- **Aim**: Write out the records below word for word, please.

- **Data extract**:

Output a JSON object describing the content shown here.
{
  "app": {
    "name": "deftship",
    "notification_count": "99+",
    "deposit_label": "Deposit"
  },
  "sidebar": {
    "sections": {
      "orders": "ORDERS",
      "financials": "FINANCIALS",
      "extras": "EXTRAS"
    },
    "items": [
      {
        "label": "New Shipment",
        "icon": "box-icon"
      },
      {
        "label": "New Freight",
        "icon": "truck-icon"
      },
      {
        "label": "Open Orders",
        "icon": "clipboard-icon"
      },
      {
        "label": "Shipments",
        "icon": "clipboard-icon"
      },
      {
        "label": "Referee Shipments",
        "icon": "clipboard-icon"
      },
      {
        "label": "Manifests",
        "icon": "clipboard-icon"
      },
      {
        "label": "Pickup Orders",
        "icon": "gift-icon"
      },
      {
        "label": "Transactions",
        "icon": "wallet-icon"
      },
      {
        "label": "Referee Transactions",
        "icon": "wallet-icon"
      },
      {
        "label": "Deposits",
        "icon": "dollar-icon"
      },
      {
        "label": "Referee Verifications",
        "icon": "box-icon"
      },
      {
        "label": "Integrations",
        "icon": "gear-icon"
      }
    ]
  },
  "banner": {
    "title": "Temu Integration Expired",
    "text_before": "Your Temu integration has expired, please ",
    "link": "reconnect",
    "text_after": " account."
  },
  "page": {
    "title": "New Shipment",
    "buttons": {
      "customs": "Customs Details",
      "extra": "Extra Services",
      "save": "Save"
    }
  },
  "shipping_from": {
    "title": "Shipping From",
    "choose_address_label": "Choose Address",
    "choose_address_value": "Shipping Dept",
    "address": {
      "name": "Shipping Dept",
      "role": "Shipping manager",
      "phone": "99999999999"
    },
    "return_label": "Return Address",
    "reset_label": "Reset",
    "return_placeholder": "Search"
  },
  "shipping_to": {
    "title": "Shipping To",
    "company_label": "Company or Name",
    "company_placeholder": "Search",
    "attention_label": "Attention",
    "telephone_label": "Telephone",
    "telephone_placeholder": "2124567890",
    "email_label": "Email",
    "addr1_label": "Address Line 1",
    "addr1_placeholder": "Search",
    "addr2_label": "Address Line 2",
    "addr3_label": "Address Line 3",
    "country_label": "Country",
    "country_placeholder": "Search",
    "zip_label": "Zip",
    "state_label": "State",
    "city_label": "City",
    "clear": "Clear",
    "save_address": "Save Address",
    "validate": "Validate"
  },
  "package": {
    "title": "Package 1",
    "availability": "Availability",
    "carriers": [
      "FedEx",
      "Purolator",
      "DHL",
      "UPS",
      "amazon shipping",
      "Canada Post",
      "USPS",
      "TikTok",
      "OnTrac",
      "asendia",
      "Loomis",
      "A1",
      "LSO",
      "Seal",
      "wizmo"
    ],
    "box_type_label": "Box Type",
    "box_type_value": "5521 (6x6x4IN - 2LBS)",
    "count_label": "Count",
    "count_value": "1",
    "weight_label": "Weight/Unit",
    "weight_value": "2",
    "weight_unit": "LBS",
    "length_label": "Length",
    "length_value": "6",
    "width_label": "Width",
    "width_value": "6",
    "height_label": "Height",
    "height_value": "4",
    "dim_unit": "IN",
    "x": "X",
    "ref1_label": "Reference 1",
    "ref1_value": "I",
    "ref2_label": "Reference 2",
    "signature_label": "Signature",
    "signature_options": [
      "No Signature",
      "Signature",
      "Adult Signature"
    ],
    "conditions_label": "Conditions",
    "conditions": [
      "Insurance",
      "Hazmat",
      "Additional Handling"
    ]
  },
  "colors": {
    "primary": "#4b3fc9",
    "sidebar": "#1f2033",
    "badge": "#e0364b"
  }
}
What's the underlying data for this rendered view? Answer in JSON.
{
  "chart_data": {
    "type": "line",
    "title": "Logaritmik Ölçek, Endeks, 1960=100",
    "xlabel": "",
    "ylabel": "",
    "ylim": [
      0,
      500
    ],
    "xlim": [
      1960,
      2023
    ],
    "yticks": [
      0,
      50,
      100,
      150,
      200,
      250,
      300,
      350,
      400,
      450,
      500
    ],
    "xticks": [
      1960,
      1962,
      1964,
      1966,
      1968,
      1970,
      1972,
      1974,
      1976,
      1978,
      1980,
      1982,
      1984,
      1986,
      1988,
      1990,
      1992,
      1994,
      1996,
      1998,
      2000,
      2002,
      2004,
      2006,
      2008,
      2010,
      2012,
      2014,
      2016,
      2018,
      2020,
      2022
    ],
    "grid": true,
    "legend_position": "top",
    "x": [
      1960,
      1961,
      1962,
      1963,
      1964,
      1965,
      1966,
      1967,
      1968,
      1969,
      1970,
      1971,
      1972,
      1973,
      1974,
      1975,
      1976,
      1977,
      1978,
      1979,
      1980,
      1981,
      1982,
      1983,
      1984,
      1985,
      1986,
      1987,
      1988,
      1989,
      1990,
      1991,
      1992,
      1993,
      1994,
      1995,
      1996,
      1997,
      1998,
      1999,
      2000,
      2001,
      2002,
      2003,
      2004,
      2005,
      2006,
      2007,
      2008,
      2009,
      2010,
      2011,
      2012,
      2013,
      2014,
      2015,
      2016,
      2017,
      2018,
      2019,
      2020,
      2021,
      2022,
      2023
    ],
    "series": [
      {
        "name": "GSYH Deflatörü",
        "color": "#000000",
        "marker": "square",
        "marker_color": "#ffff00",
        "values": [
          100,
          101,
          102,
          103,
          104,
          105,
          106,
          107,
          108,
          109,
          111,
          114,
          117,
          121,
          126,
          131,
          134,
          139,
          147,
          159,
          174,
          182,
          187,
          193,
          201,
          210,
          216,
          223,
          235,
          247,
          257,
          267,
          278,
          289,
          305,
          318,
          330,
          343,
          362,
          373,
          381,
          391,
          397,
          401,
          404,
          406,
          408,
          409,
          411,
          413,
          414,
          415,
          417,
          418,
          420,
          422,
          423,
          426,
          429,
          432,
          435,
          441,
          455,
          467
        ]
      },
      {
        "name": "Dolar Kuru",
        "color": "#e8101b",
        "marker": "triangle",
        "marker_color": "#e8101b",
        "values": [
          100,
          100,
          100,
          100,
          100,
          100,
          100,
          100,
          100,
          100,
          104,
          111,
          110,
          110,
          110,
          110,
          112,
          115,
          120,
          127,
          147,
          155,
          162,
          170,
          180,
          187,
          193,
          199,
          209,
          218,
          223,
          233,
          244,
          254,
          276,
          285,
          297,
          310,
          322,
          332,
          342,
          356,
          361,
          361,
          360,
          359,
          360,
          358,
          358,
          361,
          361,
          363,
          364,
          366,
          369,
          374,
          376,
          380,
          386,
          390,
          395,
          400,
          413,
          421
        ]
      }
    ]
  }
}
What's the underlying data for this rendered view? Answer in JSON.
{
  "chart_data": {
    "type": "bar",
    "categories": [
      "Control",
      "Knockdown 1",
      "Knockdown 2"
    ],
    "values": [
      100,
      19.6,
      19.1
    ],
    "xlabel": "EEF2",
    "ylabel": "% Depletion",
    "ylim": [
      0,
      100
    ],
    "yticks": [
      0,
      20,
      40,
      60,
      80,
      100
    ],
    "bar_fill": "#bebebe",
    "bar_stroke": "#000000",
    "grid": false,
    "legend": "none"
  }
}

- **Answer to this problem**:
Output a JSON object describing the content shown here.
{
  "app": {
    "name": "deftship",
    "notification_count": "99+",
    "deposit_label": "Deposit"
  },
  "sidebar": {
    "sections": {
      "orders": "ORDERS",
      "financials": "FINANCIALS",
      "extras": "EXTRAS"
    },
    "items": [
      {
        "label": "New Shipment",
        "icon": "box-icon"
      },
      {
        "label": "New Freight",
        "icon": "truck-icon"
      },
      {
        "label": "Open Orders",
        "icon": "clipboard-icon"
      },
      {
        "label": "Shipments",
        "icon": "clipboard-icon"
      },
      {
        "label": "Referee Shipments",
        "icon": "clipboard-icon"
      },
      {
        "label": "Manifests",
        "icon": "clipboard-icon"
      },
      {
        "label": "Pickup Orders",
        "icon": "gift-icon"
      },
      {
        "label": "Transactions",
        "icon": "wallet-icon"
      },
      {
        "label": "Referee Transactions",
        "icon": "wallet-icon"
      },
      {
        "label": "Deposits",
        "icon": "dollar-icon"
      },
      {
        "label": "Referee Verifications",
        "icon": "box-icon"
      },
      {
        "label": "Integrations",
        "icon": "gear-icon"
      }
    ]
  },
  "banner": {
    "title": "Temu Integration Expired",
    "text_before": "Your Temu integration has expired, please ",
    "link": "reconnect",
    "text_after": " account."
  },
  "page": {
    "title": "New Shipment",
    "buttons": {
      "customs": "Customs Details",
      "extra": "Extra Services",
      "save": "Save"
    }
  },
  "shipping_from": {
    "title": "Shipping From",
    "choose_address_label": "Choose Address",
    "choose_address_value": "Shipping Dept",
    "address": {
      "name": "Shipping Dept",
      "role": "Shipping manager",
      "phone": "99999999999"
    },
    "return_label": "Return Address",
    "reset_label": "Reset",
    "return_placeholder": "Search"
  },
  "shipping_to": {
    "title": "Shipping To",
    "company_label": "Company or Name",
    "company_placeholder": "Search",
    "attention_label": "Attention",
    "telephone_label": "Telephone",
    "telephone_placeholder": "2124567890",
    "email_label": "Email",
    "addr1_label": "Address Line 1",
    "addr1_placeholder": "Search",
    "addr2_label": "Address Line 2",
    "addr3_label": "Address Line 3",
    "country_label": "Country",
    "country_placeholder": "Search",
    "zip_label": "Zip",
    "state_label": "State",
    "city_label": "City",
    "clear": "Clear",
    "save_address": "Save Address",
    "validate": "Validate"
  },
  "package": {
    "title": "Package 1",
    "availability": "Availability",
    "carriers": [
      "FedEx",
      "Purolator",
      "DHL",
      "UPS",
      "amazon shipping",
      "Canada Post",
      "USPS",
      "TikTok",
      "OnTrac",
      "asendia",
      "Loomis",
      "A1",
      "LSO",
      "Seal",
      "wizmo"
    ],
    "box_type_label": "Box Type",
    "box_type_value": "5521 (6x6x4IN - 2LBS)",
    "count_label": "Count",
    "count_value": "1",
    "weight_label": "Weight/Unit",
    "weight_value": "2",
    "weight_unit": "LBS",
    "length_label": "Length",
    "length_value": "6",
    "width_label": "Width",
    "width_value": "6",
    "height_label": "Height",
    "height_value": "4",
    "dim_unit": "IN",
    "x": "X",
    "ref1_label": "Reference 1",
    "ref1_value": "I",
    "ref2_label": "Reference 2",
    "signature_label": "Signature",
    "signature_options": [
      "No Signature",
      "Signature",
      "Adult Signature"
    ],
    "conditions_label": "Conditions",
    "conditions": [
      "Insurance",
      "Hazmat",
      "Additional Handling"
    ]
  },
  "colors": {
    "primary": "#4b3fc9",
    "sidebar": "#1f2033",
    "badge": "#e0364b"
  }
}
What's the underlying data for this rendered view? Answer in JSON.
{
  "chart_data": {
    "type": "line",
    "title": "Logaritmik Ölçek, Endeks, 1960=100",
    "xlabel": "",
    "ylabel": "",
    "ylim": [
      0,
      500
    ],
    "xlim": [
      1960,
      2023
    ],
    "yticks": [
      0,
      50,
      100,
      150,
      200,
      250,
      300,
      350,
      400,
      450,
      500
    ],
    "xticks": [
      1960,
      1962,
      1964,
      1966,
      1968,
      1970,
      1972,
      1974,
      1976,
      1978,
      1980,
      1982,
      1984,
      1986,
      1988,
      1990,
      1992,
      1994,
      1996,
      1998,
      2000,
      2002,
      2004,
      2006,
      2008,
      2010,
      2012,
      2014,
      2016,
      2018,
      2020,
      2022
    ],
    "grid": true,
    "legend_position": "top",
    "x": [
      1960,
      1961,
      1962,
      1963,
      1964,
      1965,
      1966,
      1967,
      1968,
      1969,
      1970,
      1971,
      1972,
      1973,
      1974,
      1975,
      1976,
      1977,
      1978,
      1979,
      1980,
      1981,
      1982,
      1983,
      1984,
      1985,
      1986,
      1987,
      1988,
      1989,
      1990,
      1991,
      1992,
      1993,
      1994,
      1995,
      1996,
      1997,
      1998,
      1999,
      2000,
      2001,
      2002,
      2003,
      2004,
      2005,
      2006,
      2007,
      2008,
      2009,
      2010,
      2011,
      2012,
      2013,
      2014,
      2015,
      2016,
      2017,
      2018,
      2019,
      2020,
      2021,
      2022,
      2023
    ],
    "series": [
      {
        "name": "GSYH Deflatörü",
        "color": "#000000",
        "marker": "square",
        "marker_color": "#ffff00",
        "values": [
          100,
          101,
          102,
          103,
          104,
          105,
          106,
          107,
          108,
          109,
          111,
          114,
          117,
          121,
          126,
          131,
          134,
          139,
          147,
          159,
          174,
          182,
          187,
          193,
          201,
          210,
          216,
          223,
          235,
          247,
          257,
          267,
          278,
          289,
          305,
          318,
          330,
          343,
          362,
          373,
          381,
          391,
          397,
          401,
          404,
          406,
          408,
          409,
          411,
          413,
          414,
          415,
          417,
          418,
          420,
          422,
          423,
          426,
          429,
          432,
          435,
          441,
          455,
          467
        ]
      },
      {
        "name": "Dolar Kuru",
        "color": "#e8101b",
        "marker": "triangle",
        "marker_color": "#e8101b",
        "values": [
          100,
          100,
          100,
          100,
          100,
          100,
          100,
          100,
          100,
          100,
          104,
          111,
          110,
          110,
          110,
          110,
          112,
          115,
          120,
          127,
          147,
          155,
          162,
          170,
          180,
          187,
          193,
          199,
          209,
          218,
          223,
          233,
          244,
          254,
          276,
          285,
          297,
          310,
          322,
          332,
          342,
          356,
          361,
          361,
          360,
          359,
          360,
          358,
          358,
          361,
          361,
          363,
          364,
          366,
          369,
          374,
          376,
          380,
          386,
          390,
          395,
          400,
          413,
          421
        ]
      }
    ]
  }
}
What's the underlying data for this rendered view? Answer in JSON.
{
  "chart_data": {
    "type": "bar",
    "categories": [
      "Control",
      "Knockdown 1",
      "Knockdown 2"
    ],
    "values": [
      100,
      19.6,
      19.1
    ],
    "xlabel": "EEF2",
    "ylabel": "% Depletion",
    "ylim": [
      0,
      100
    ],
    "yticks": [
      0,
      20,
      40,
      60,
      80,
      100
    ],
    "bar_fill": "#bebebe",
    "bar_stroke": "#000000",
    "grid": false,
    "legend": "none"
  }
}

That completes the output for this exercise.